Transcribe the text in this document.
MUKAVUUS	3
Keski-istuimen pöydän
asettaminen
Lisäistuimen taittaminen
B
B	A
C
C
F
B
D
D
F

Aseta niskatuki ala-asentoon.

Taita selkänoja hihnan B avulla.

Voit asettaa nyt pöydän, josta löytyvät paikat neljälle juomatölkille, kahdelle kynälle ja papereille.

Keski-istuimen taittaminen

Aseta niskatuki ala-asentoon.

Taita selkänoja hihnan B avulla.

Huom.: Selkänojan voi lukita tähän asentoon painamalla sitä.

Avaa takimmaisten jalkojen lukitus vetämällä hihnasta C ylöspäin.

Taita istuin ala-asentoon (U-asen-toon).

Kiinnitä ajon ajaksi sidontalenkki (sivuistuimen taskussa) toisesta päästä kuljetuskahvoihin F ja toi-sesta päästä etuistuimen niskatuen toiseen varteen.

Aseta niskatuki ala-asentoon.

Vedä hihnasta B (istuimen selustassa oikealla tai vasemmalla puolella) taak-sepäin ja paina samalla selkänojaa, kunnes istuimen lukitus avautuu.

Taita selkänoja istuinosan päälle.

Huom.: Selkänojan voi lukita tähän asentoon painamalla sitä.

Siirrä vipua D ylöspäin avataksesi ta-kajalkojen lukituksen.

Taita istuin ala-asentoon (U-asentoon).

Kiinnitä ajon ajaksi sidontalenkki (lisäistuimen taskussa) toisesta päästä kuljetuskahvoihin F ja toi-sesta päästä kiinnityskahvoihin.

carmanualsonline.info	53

◇ ◇ ◇ ◇ ◇

• **TASK**: Only the count is wanted: report how many lines of the material above hold the word "ajaksi".

• **THE COMPLETED TASK**: 2